Stored records:
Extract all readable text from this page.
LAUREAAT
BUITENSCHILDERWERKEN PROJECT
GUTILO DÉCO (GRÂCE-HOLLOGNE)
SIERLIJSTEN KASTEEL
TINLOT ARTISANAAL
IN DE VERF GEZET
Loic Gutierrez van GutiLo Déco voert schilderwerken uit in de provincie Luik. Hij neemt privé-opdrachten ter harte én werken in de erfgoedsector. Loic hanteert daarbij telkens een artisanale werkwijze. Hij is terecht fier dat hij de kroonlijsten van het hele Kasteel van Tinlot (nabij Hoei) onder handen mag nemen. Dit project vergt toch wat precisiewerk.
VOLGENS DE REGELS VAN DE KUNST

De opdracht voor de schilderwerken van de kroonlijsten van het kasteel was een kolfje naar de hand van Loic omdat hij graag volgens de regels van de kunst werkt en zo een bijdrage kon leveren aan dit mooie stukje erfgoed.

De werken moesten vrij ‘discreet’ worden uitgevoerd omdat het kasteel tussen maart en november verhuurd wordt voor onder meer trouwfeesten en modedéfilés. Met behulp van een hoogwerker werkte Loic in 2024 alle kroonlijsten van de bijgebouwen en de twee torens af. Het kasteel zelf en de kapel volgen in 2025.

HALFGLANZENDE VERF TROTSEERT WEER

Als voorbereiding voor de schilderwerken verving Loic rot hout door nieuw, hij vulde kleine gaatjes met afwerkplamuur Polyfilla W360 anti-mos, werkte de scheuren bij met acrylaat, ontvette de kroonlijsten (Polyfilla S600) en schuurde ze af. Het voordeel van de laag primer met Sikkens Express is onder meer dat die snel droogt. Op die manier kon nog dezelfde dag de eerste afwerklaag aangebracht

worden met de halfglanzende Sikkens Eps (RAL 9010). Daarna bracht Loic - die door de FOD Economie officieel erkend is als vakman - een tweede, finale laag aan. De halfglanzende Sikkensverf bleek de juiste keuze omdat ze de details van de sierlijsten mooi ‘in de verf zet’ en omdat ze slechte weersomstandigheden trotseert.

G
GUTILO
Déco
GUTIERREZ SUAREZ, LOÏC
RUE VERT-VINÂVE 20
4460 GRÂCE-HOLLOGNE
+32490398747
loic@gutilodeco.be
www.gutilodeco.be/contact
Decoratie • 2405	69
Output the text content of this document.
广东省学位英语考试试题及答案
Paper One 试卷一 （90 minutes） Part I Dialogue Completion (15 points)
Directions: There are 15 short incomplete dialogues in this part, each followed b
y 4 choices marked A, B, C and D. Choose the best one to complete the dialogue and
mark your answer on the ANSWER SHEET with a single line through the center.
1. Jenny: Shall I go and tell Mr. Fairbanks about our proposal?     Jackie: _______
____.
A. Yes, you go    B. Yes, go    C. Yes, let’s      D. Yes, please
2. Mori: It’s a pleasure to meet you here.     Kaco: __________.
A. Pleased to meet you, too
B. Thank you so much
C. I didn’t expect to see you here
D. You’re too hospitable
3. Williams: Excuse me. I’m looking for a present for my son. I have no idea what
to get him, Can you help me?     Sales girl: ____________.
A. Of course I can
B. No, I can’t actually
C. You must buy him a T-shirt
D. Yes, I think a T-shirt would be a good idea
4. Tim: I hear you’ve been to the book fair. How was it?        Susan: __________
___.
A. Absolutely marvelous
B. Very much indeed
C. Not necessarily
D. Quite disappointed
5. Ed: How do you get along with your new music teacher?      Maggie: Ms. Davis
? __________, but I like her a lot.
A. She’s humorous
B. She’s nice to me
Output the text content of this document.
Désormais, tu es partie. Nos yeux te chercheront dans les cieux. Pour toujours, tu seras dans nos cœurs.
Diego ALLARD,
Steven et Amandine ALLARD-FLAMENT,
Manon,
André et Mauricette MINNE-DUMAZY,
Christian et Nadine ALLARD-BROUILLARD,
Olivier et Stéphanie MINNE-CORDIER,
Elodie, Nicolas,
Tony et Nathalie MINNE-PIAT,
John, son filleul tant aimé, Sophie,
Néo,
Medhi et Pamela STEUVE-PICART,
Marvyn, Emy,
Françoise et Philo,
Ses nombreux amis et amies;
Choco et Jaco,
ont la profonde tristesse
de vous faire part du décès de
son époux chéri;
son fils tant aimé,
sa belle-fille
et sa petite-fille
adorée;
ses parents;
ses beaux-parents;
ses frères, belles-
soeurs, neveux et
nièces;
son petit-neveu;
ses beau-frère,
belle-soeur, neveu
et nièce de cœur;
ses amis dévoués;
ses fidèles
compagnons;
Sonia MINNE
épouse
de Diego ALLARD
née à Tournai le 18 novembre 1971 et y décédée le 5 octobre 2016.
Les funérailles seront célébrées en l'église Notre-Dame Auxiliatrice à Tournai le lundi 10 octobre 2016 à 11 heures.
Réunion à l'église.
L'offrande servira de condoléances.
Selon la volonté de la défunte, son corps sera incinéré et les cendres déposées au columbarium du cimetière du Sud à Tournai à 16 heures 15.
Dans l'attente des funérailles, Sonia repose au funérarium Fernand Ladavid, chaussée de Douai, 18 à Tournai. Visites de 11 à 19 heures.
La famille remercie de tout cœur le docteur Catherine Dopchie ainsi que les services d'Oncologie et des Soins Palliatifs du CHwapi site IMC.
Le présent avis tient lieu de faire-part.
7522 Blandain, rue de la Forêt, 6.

Written task: Look through the entries above and list every line containing "tant".

Solution to the problem:
John, son filleul tant aimé, Sophie,
son fils tant aimé,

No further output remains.